§ **WRITTEN TASK**
Rewrite the material from the line with "place-name: Campello <box>520" up to and including the line with "checkered-square <box>1481 88 1490 96</box>", changing "checkered-square" to "finish-flag-square" and leaving everything else as it is.

Element region listings
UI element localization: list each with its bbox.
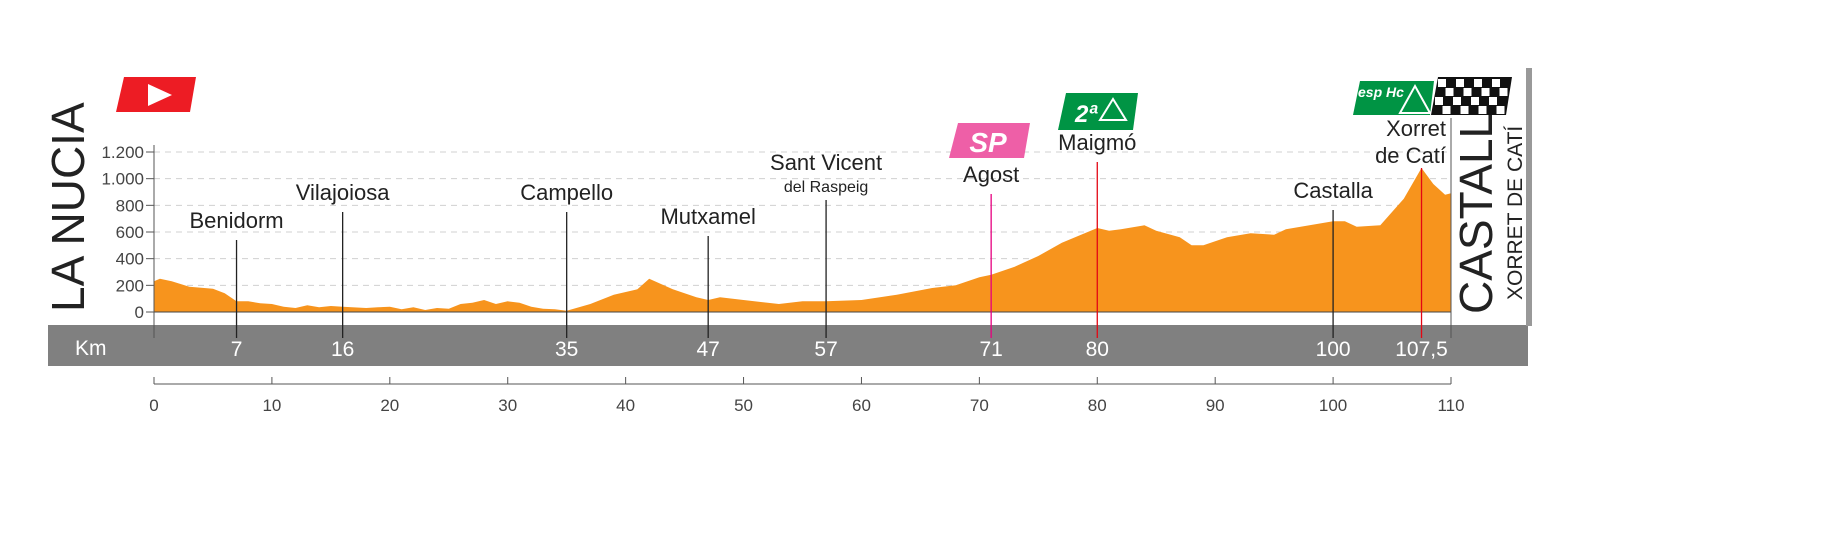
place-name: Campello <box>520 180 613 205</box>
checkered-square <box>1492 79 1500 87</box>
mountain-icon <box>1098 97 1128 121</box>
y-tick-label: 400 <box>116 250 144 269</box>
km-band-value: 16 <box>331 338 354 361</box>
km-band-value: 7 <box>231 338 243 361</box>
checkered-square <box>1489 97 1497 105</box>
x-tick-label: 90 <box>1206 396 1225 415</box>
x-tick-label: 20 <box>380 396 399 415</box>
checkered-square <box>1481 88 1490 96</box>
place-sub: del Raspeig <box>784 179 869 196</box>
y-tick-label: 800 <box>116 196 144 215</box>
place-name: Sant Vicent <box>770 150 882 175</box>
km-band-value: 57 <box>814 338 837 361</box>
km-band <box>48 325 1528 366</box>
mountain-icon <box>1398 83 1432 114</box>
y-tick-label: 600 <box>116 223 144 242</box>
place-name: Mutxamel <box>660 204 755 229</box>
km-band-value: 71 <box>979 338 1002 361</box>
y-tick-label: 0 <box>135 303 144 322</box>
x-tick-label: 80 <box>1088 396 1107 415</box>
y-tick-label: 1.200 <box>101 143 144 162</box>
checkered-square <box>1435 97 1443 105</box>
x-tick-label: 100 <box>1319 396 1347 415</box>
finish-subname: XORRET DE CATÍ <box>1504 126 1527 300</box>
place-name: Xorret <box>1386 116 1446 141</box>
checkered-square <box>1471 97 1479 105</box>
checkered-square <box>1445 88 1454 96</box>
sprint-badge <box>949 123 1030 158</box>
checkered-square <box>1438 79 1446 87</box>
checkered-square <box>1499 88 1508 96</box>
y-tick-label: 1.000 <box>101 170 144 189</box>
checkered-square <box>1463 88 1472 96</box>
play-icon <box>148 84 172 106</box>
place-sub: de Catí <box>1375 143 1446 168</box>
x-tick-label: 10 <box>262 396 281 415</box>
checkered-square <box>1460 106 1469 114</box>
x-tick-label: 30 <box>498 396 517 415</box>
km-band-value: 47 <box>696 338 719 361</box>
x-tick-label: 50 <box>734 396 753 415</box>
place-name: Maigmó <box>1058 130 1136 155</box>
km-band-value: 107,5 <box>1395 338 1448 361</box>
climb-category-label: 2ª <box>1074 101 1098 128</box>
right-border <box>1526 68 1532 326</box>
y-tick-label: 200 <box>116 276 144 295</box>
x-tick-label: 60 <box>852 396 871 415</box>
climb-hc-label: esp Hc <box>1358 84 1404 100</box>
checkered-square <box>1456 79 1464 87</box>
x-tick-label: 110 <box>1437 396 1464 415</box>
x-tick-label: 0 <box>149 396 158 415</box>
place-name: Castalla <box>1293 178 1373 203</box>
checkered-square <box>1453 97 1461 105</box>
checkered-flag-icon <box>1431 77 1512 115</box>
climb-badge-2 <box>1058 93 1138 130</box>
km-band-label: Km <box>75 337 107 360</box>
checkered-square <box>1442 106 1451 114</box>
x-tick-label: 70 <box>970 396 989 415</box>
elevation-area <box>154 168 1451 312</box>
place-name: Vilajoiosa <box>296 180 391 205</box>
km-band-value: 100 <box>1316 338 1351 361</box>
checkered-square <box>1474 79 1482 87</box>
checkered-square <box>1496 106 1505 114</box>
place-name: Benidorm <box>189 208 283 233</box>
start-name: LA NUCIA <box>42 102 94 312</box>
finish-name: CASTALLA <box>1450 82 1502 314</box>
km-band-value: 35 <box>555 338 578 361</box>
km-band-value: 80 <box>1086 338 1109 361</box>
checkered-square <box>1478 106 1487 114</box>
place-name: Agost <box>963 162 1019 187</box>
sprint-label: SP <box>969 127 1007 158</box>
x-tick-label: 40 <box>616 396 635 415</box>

==

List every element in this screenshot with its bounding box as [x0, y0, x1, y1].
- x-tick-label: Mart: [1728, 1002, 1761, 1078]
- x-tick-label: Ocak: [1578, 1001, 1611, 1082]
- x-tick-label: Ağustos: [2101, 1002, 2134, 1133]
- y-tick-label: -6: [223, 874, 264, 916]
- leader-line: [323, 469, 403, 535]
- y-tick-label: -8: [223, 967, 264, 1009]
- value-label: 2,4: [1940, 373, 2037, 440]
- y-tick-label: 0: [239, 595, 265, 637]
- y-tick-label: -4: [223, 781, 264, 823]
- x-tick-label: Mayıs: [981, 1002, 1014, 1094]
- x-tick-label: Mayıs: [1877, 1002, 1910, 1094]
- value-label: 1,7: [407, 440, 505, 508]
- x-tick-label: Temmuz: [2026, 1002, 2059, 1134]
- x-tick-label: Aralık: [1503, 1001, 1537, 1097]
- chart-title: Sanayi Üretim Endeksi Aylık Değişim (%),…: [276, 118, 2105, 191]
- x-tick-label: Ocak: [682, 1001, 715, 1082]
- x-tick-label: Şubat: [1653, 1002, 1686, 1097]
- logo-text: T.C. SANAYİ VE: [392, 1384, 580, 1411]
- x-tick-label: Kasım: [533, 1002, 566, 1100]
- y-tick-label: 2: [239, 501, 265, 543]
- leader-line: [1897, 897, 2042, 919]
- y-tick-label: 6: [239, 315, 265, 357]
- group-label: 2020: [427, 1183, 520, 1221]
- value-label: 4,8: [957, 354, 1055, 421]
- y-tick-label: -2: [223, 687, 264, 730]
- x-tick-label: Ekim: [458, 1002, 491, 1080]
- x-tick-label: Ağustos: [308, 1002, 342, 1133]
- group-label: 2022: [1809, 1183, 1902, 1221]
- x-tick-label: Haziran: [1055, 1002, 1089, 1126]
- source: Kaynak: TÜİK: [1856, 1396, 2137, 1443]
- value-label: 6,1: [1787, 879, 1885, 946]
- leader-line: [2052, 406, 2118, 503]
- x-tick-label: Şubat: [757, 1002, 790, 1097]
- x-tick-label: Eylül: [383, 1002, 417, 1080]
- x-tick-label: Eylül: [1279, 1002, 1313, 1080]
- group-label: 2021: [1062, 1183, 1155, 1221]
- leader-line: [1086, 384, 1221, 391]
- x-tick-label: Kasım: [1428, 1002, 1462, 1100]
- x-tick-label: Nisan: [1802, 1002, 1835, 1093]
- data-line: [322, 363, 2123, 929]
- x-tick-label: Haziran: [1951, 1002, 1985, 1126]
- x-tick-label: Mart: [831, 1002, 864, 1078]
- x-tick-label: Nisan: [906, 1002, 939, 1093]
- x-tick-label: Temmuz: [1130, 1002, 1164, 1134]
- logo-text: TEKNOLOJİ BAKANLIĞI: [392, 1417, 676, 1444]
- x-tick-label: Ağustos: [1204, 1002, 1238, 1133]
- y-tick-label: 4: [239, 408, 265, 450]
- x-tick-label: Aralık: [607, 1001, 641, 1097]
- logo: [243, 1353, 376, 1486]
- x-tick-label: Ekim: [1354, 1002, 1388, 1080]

§ **REPLY TO THE EXERCISE**
place-name: Campello <box>520 180 613 205</box>
finish-flag-square <box>1492 79 1500 87</box>
mountain-icon <box>1098 97 1128 121</box>
y-tick-label: 400 <box>116 250 144 269</box>
km-band-value: 16 <box>331 338 354 361</box>
km-band-value: 7 <box>231 338 243 361</box>
finish-flag-square <box>1489 97 1497 105</box>
x-tick-label: 90 <box>1206 396 1225 415</box>
x-tick-label: 20 <box>380 396 399 415</box>
finish-flag-square <box>1481 88 1490 96</box>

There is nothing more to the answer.